* [Required work]
Return each line containing "enough".

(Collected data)
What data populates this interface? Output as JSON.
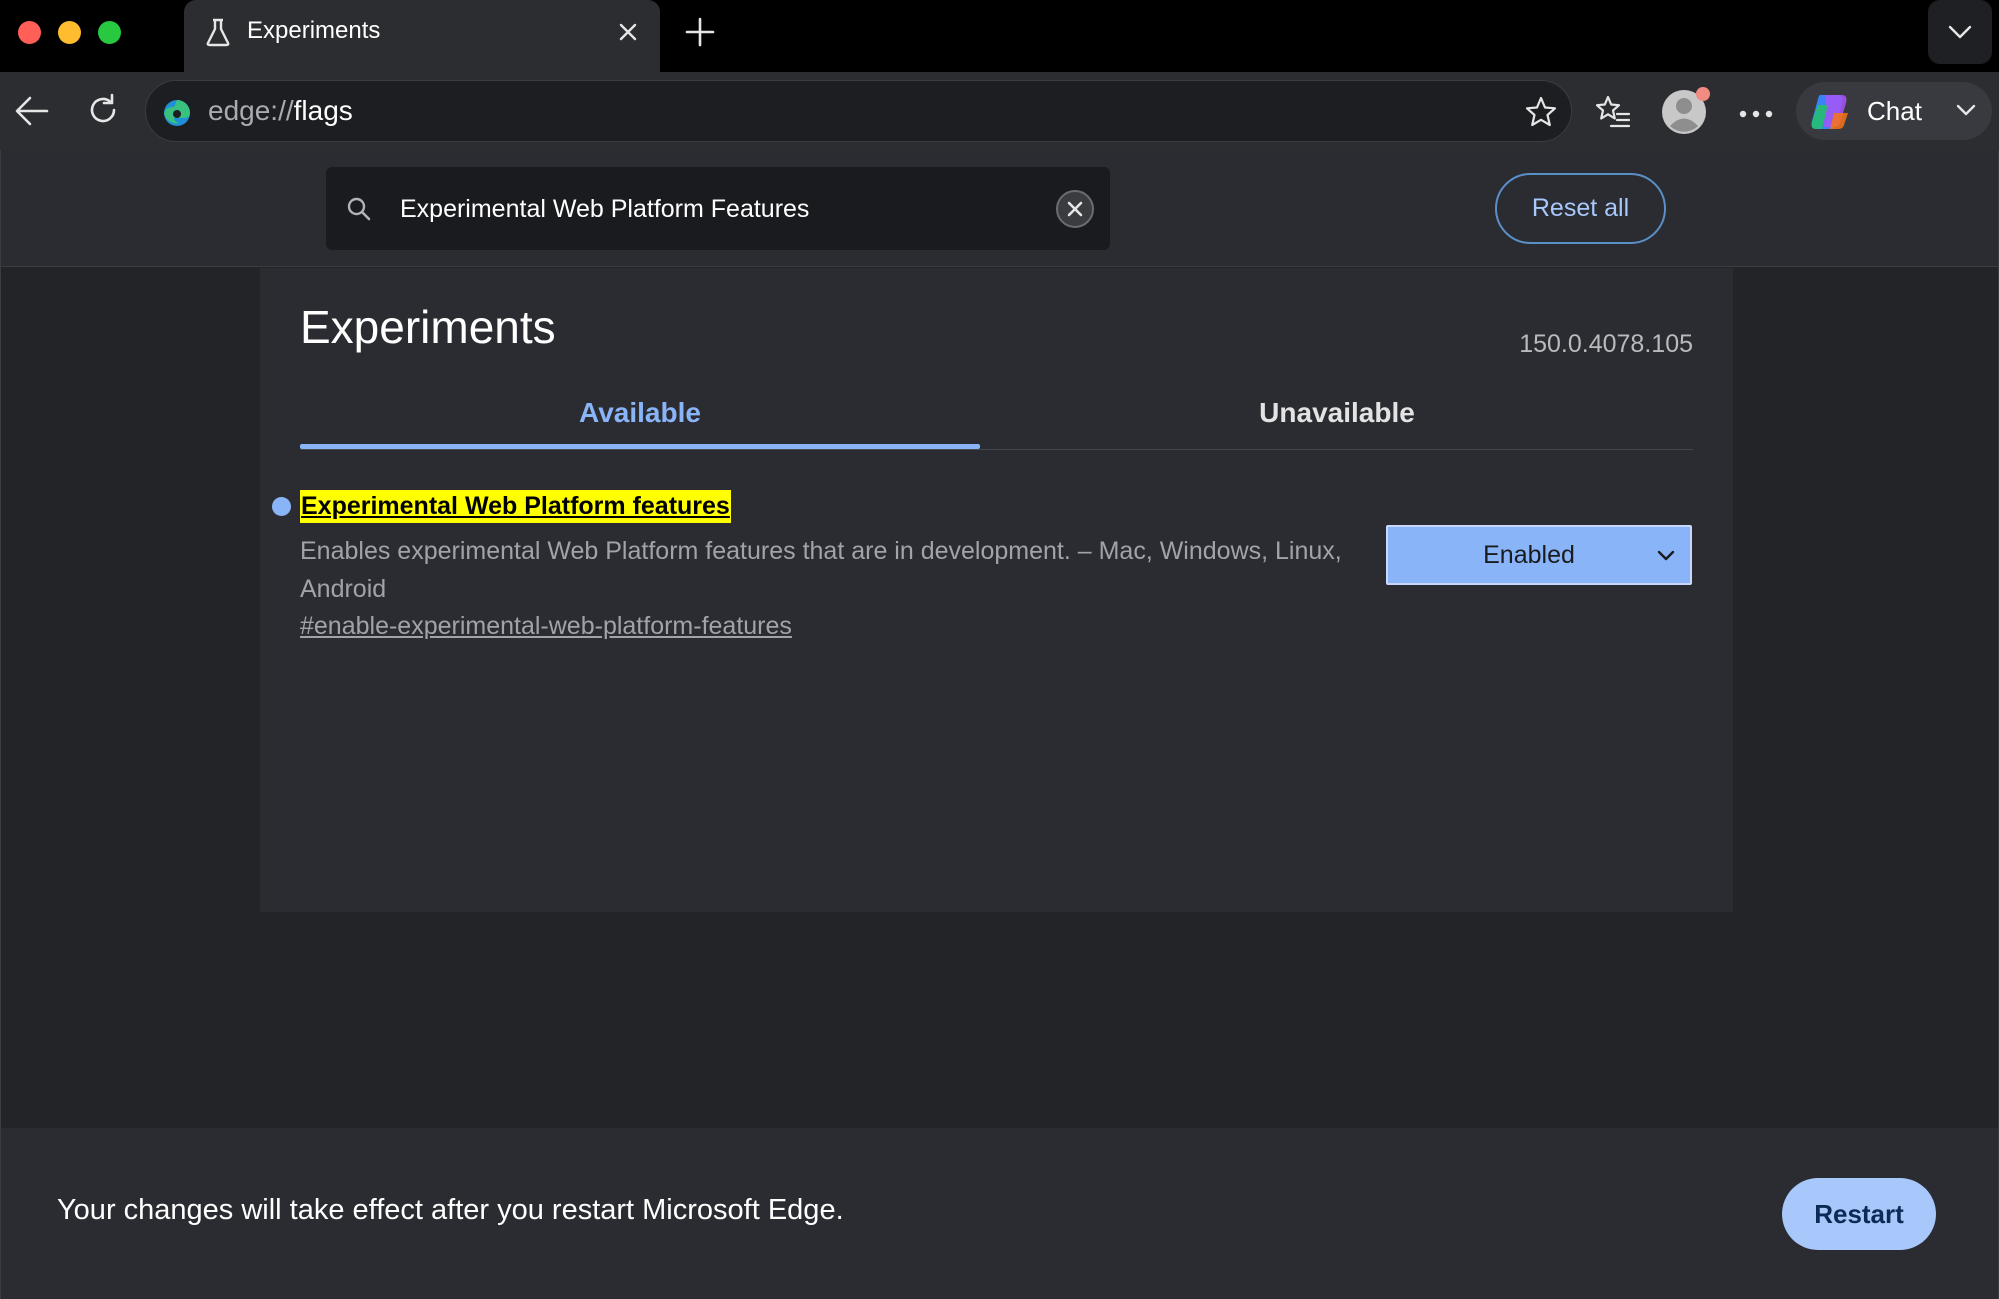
{
  "tab": {
    "title": "Experiments",
    "icon": "flask-icon"
  },
  "address_bar": {
    "scheme": "edge://",
    "host": "flags"
  },
  "toolbar": {
    "chat_label": "Chat"
  },
  "search": {
    "value": "Experimental Web Platform Features"
  },
  "header": {
    "reset_label": "Reset all"
  },
  "page": {
    "title": "Experiments",
    "version": "150.0.4078.105",
    "tabs": [
      {
        "label": "Available",
        "selected": true
      },
      {
        "label": "Unavailable",
        "selected": false
      }
    ]
  },
  "flag": {
    "name": "Experimental Web Platform features",
    "description": "Enables experimental Web Platform features that are in development. – Mac, Windows, Linux, Android",
    "link": "#enable-experimental-web-platform-features",
    "selected_value": "Enabled"
  },
  "restart_bar": {
    "message": "Your changes will take effect after you restart Microsoft Edge.",
    "button_label": "Restart"
  },
  "colors": {
    "accent": "#8ab4f8",
    "highlight": "#ffff00",
    "page_bg": "#222428",
    "panel_bg": "#2a2c31"
  }
}
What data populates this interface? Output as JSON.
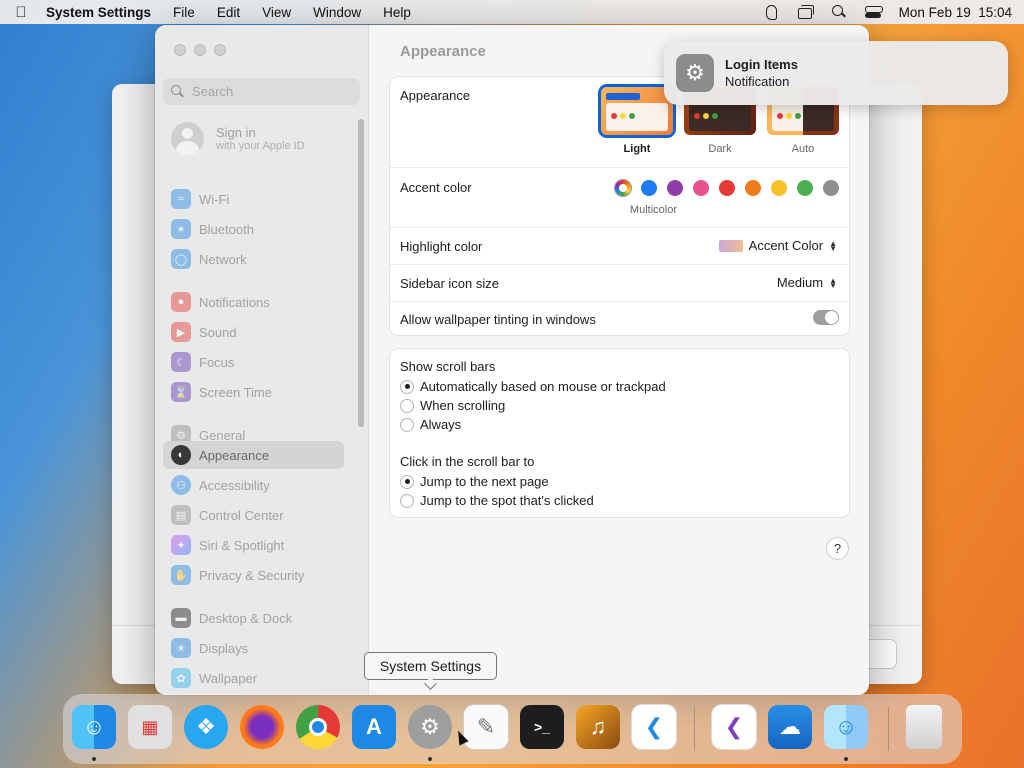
{
  "menubar": {
    "app_name": "System Settings",
    "items": [
      "File",
      "Edit",
      "View",
      "Window",
      "Help"
    ],
    "clock": "Mon Feb 19  15:04"
  },
  "sidebar": {
    "search_placeholder": "Search",
    "apple_id": {
      "line1": "Sign in",
      "line2": "with your Apple ID"
    },
    "items": [
      {
        "label": "Wi-Fi",
        "icon": "wifi-icon",
        "color": "#1e88e5"
      },
      {
        "label": "Bluetooth",
        "icon": "bluetooth-icon",
        "color": "#1e88e5"
      },
      {
        "label": "Network",
        "icon": "globe-icon",
        "color": "#1e88e5"
      },
      {
        "label": "Notifications",
        "icon": "bell-icon",
        "color": "#e53935"
      },
      {
        "label": "Sound",
        "icon": "speaker-icon",
        "color": "#e53935"
      },
      {
        "label": "Focus",
        "icon": "moon-icon",
        "color": "#5e35b1"
      },
      {
        "label": "Screen Time",
        "icon": "hourglass-icon",
        "color": "#5e35b1"
      },
      {
        "label": "General",
        "icon": "gear-icon",
        "color": "#8e8e8e"
      },
      {
        "label": "Appearance",
        "icon": "appearance-icon",
        "color": "#1d1d1f"
      },
      {
        "label": "Accessibility",
        "icon": "accessibility-icon",
        "color": "#1e88e5"
      },
      {
        "label": "Control Center",
        "icon": "control-center-icon",
        "color": "#8e8e8e"
      },
      {
        "label": "Siri & Spotlight",
        "icon": "siri-icon",
        "color": "#c04ad0"
      },
      {
        "label": "Privacy & Security",
        "icon": "hand-icon",
        "color": "#1e88e5"
      },
      {
        "label": "Desktop & Dock",
        "icon": "dock-icon",
        "color": "#1d1d1f"
      },
      {
        "label": "Displays",
        "icon": "sun-icon",
        "color": "#1e88e5"
      },
      {
        "label": "Wallpaper",
        "icon": "wallpaper-icon",
        "color": "#29b6f6"
      }
    ],
    "selected": "Appearance"
  },
  "content": {
    "title": "Appearance",
    "appearance_label": "Appearance",
    "themes": [
      {
        "name": "Light",
        "active": true
      },
      {
        "name": "Dark",
        "active": false
      },
      {
        "name": "Auto",
        "active": false
      }
    ],
    "accent_label": "Accent color",
    "accent_colors": [
      "multicolor",
      "#1e7cf0",
      "#8e3ea6",
      "#e8508f",
      "#e53935",
      "#f07c1d",
      "#f6c12a",
      "#4caf50",
      "#8e8e8e"
    ],
    "accent_selected_label": "Multicolor",
    "highlight_label": "Highlight color",
    "highlight_value": "Accent Color",
    "icon_size_label": "Sidebar icon size",
    "icon_size_value": "Medium",
    "tinting_label": "Allow wallpaper tinting in windows",
    "tinting_on": false,
    "scroll_title": "Show scroll bars",
    "scroll_options": [
      {
        "label": "Automatically based on mouse or trackpad",
        "checked": true
      },
      {
        "label": "When scrolling",
        "checked": false
      },
      {
        "label": "Always",
        "checked": false
      }
    ],
    "click_title": "Click in the scroll bar to",
    "click_options": [
      {
        "label": "Jump to the next page",
        "checked": true
      },
      {
        "label": "Jump to the spot that's clicked",
        "checked": false
      }
    ],
    "help": "?"
  },
  "background_window": {
    "button_label": "ue"
  },
  "notification": {
    "title": "Login Items",
    "body": "Notification"
  },
  "tooltip": "System Settings",
  "dock": {
    "apps": [
      "Finder",
      "Launchpad",
      "Safari",
      "Firefox",
      "Chrome",
      "App Store",
      "System Settings",
      "TextEdit",
      "Terminal",
      "GarageBand",
      "VS Code",
      "Visual Studio",
      "Weather",
      "Finder Documents",
      "Trash"
    ]
  }
}
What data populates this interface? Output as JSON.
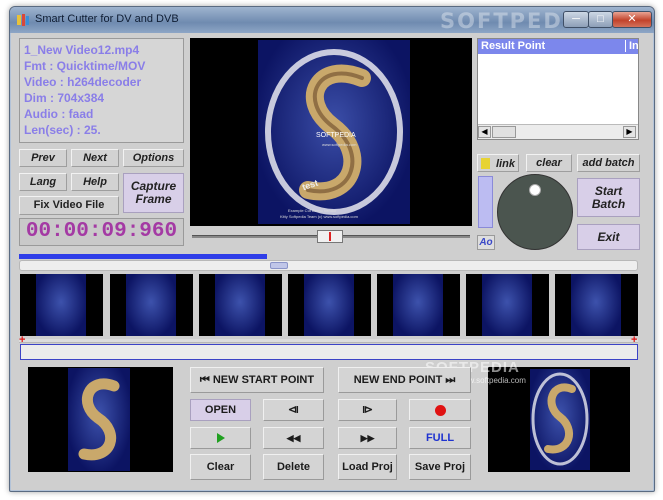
{
  "window": {
    "title": "Smart Cutter for DV and DVB",
    "watermark": "SOFTPEDIA",
    "min_glyph": "─",
    "max_glyph": "□",
    "close_glyph": "✕"
  },
  "info": {
    "file": "1_New Video12.mp4",
    "fmt": "Fmt : Quicktime/MOV",
    "video": "Video : h264decoder",
    "dim": "Dim : 704x384",
    "audio": "Audio : faad",
    "len": "Len(sec) : 25."
  },
  "nav": {
    "prev": "Prev",
    "next": "Next",
    "options": "Options",
    "lang": "Lang",
    "help": "Help",
    "capture_frame": "Capture Frame",
    "fix_video_file": "Fix Video File"
  },
  "timecode": "00:00:09:960",
  "result_list": {
    "col_result": "Result Point",
    "col_in": "In",
    "scroll_left": "◀",
    "scroll_right": "▶"
  },
  "batch": {
    "link": "link",
    "clear": "clear",
    "add_batch": "add batch",
    "start_batch": "Start Batch",
    "exit": "Exit",
    "ao": "Ao"
  },
  "progress": {
    "value_fraction": 0.4
  },
  "markers": {
    "start": "+",
    "end": "+"
  },
  "controls": {
    "new_start_point": "NEW START POINT",
    "new_end_point": "NEW END POINT",
    "open": "OPEN",
    "full": "FULL",
    "clear": "Clear",
    "delete": "Delete",
    "load_proj": "Load Proj",
    "save_proj": "Save Proj",
    "icons": {
      "step_back_frame": "⧏",
      "step_forward_frame": "⧐",
      "rewind": "◀◀",
      "fast_forward": "▶▶",
      "goto_start": "⏮",
      "goto_end": "⏭"
    }
  },
  "video": {
    "overlay_title": "SOFTPEDIA",
    "overlay_url": "www.softpedia.com",
    "overlay_word": "test",
    "caption_1": "Example Cut Demo Vendor",
    "caption_2": "Kitty Softpedia Team (c) www.softpedia.com",
    "watermark_sub": "www.softpedia.com"
  },
  "colors": {
    "accent_purple": "#8a7ee8",
    "timecode": "#a43aa4",
    "progress_blue": "#2f3ee8",
    "header_blue": "#7c87ec",
    "record_red": "#e01212",
    "play_green": "#20a020"
  }
}
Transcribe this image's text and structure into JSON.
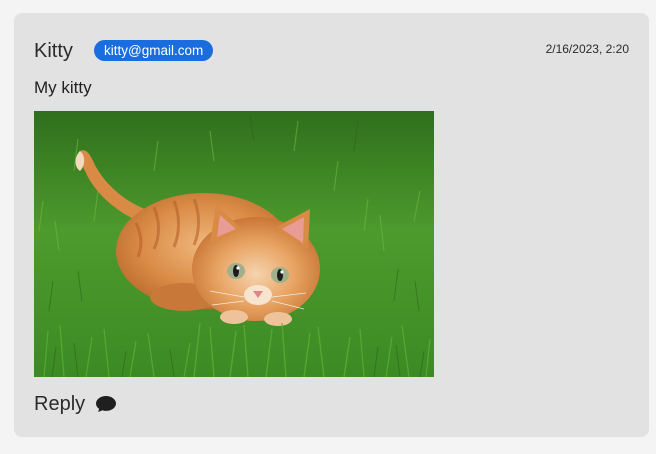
{
  "post": {
    "author": "Kitty",
    "email": "kitty@gmail.com",
    "timestamp": "2/16/2023, 2:20",
    "message": "My kitty",
    "image": {
      "subject": "orange tabby cat crouching on green grass",
      "icon_name": "photo-image"
    },
    "reply_label": "Reply",
    "reply_icon": "speech-bubble-icon"
  },
  "colors": {
    "page_background": "#f3f4f3",
    "card_background": "#e2e2e2",
    "badge_background": "#1a6dde",
    "badge_text": "#ffffff",
    "text": "#2b2b2b"
  }
}
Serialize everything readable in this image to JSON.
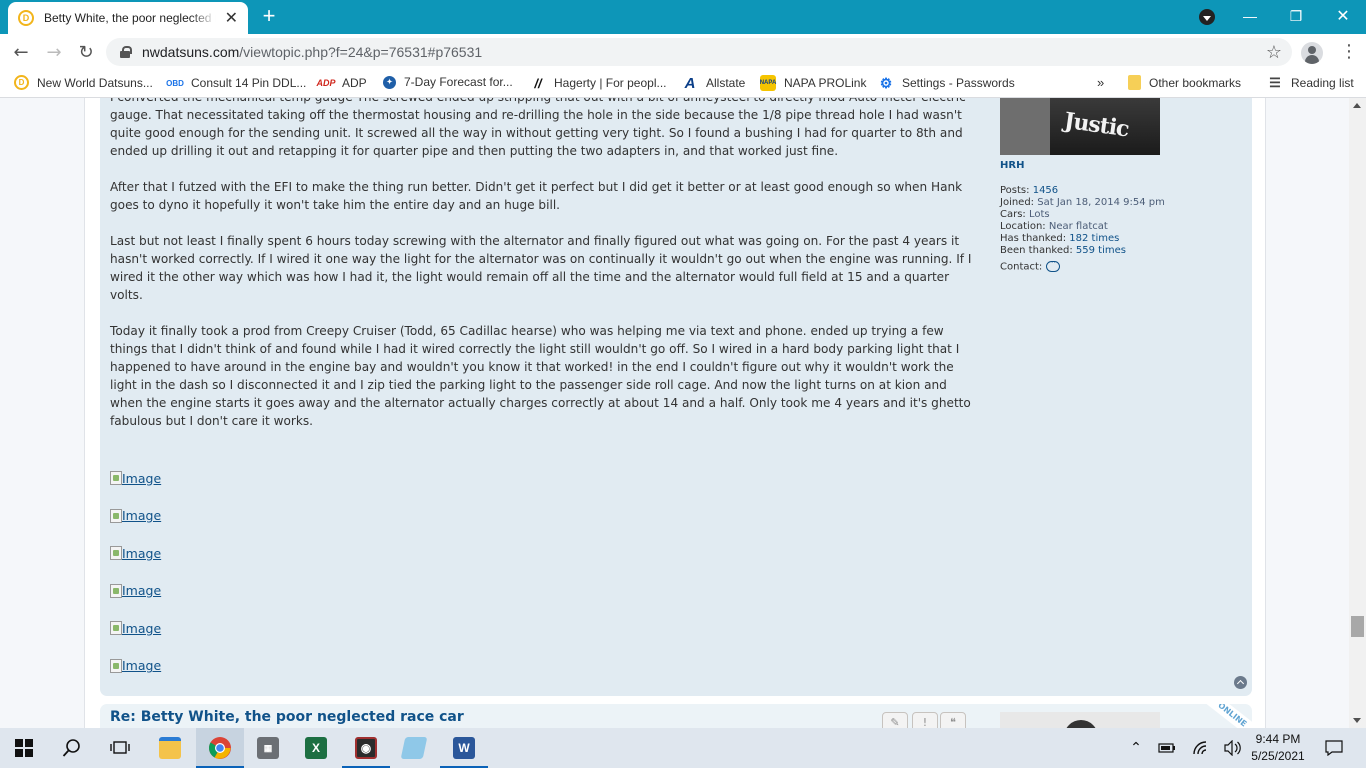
{
  "browser": {
    "tab_title": "Betty White, the poor neglected race car",
    "favicon_letter": "D",
    "url_host": "nwdatsuns.com",
    "url_path": "/viewtopic.php?f=24&p=76531#p76531"
  },
  "bookmarks": [
    {
      "label": "New World Datsuns...",
      "icon": "datsun-icon"
    },
    {
      "label": "Consult 14 Pin DDL...",
      "icon": "obd-icon"
    },
    {
      "label": "ADP",
      "icon": "adp-icon"
    },
    {
      "label": "7-Day Forecast for...",
      "icon": "noaa-icon"
    },
    {
      "label": "Hagerty | For peopl...",
      "icon": "hagerty-icon"
    },
    {
      "label": "Allstate",
      "icon": "allstate-icon"
    },
    {
      "label": "NAPA PROLink",
      "icon": "napa-icon"
    },
    {
      "label": "Settings - Passwords",
      "icon": "gear-icon"
    }
  ],
  "bookmarks_more": "»",
  "other_bookmarks": "Other bookmarks",
  "reading_list": "Reading list",
  "post": {
    "paragraphs": [
      "I converted the mechanical temp gauge The screwed ended up stripping that out with a bit of anneysteel to directly mod Auto meter electric gauge. That necessitated taking off the thermostat housing and re-drilling the hole in the side because the 1/8 pipe thread hole I had wasn't quite good enough for the sending unit. It screwed all the way in without getting very tight. So I found a bushing I had for quarter to 8th and ended up drilling it out and retapping it for quarter pipe and then putting the two adapters in, and that worked just fine.",
      "After that I futzed with the EFI to make the thing run better. Didn't get it perfect but I did get it better or at least good enough so when Hank goes to dyno it hopefully it won't take him the entire day and an huge bill.",
      "Last but not least I finally spent 6 hours today screwing with the alternator and finally figured out what was going on. For the past 4 years it hasn't worked correctly. If I wired it one way the light for the alternator was on continually it wouldn't go out when the engine was running. If I wired it the other way which was how I had it, the light would remain off all the time and the alternator would full field at 15 and a quarter volts.",
      "Today it finally took a prod from Creepy Cruiser (Todd, 65 Cadillac hearse) who was helping me via text and phone. ended up trying a few things that I didn't think of and found while I had it wired correctly the light still wouldn't go off. So I wired in a hard body parking light that I happened to have around in the engine bay and wouldn't you know it that worked! in the end I couldn't figure out why it wouldn't work the light in the dash so I disconnected it and I zip tied the parking light to the passenger side roll cage. And now the light turns on at kion and when the engine starts it goes away and the alternator actually charges correctly at about 14 and a half. Only took me 4 years and it's ghetto fabulous but I don't care it works."
    ],
    "image_alt": [
      "Image",
      "Image",
      "Image",
      "Image",
      "Image",
      "Image"
    ]
  },
  "profile": {
    "avatar_text": "Justic",
    "username": "HRH",
    "posts_label": "Posts:",
    "posts_value": "1456",
    "joined_label": "Joined:",
    "joined_value": "Sat Jan 18, 2014 9:54 pm",
    "cars_label": "Cars:",
    "cars_value": "Lots",
    "location_label": "Location:",
    "location_value": "Near flatcat",
    "thanked_label": "Has thanked:",
    "thanked_value": "182 times",
    "been_thanked_label": "Been thanked:",
    "been_thanked_value": "559 times",
    "contact_label": "Contact:"
  },
  "next_post": {
    "title": "Re: Betty White, the poor neglected race car",
    "edit_icon": "✎",
    "report_icon": "!",
    "quote_icon": "❝",
    "online_badge": "ONLINE"
  },
  "taskbar": {
    "time": "9:44 PM",
    "date": "5/25/2021",
    "apps": [
      "start-icon",
      "search-icon",
      "task-view-icon",
      "file-explorer-icon",
      "chrome-icon",
      "calculator-icon",
      "excel-icon",
      "eye-app-icon",
      "paint-icon",
      "word-icon"
    ]
  },
  "colors": {
    "chrome_frame": "#0d96b8",
    "post_bg": "#e1ebf2",
    "link": "#105289"
  }
}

* [Output of the task]
      "I converted the mechanical temp gauge The screwed ended up stripping that out with a bit of anneysteel to directly mod Auto meter electric gauge. That necessitated taking off the thermostat housing and re-drilling the hole in the side because the 1/8 pipe thread hole I had wasn't quite good enough for the sending unit. It screwed all the way in without getting very tight. So I found a bushing I had for quarter to 8th and ended up drilling it out and retapping it for quarter pipe and then putting the two adapters in, and that worked just fine.",
      "After that I futzed with the EFI to make the thing run better. Didn't get it perfect but I did get it better or at least good enough so when Hank goes to dyno it hopefully it won't take him the entire day and an huge bill.",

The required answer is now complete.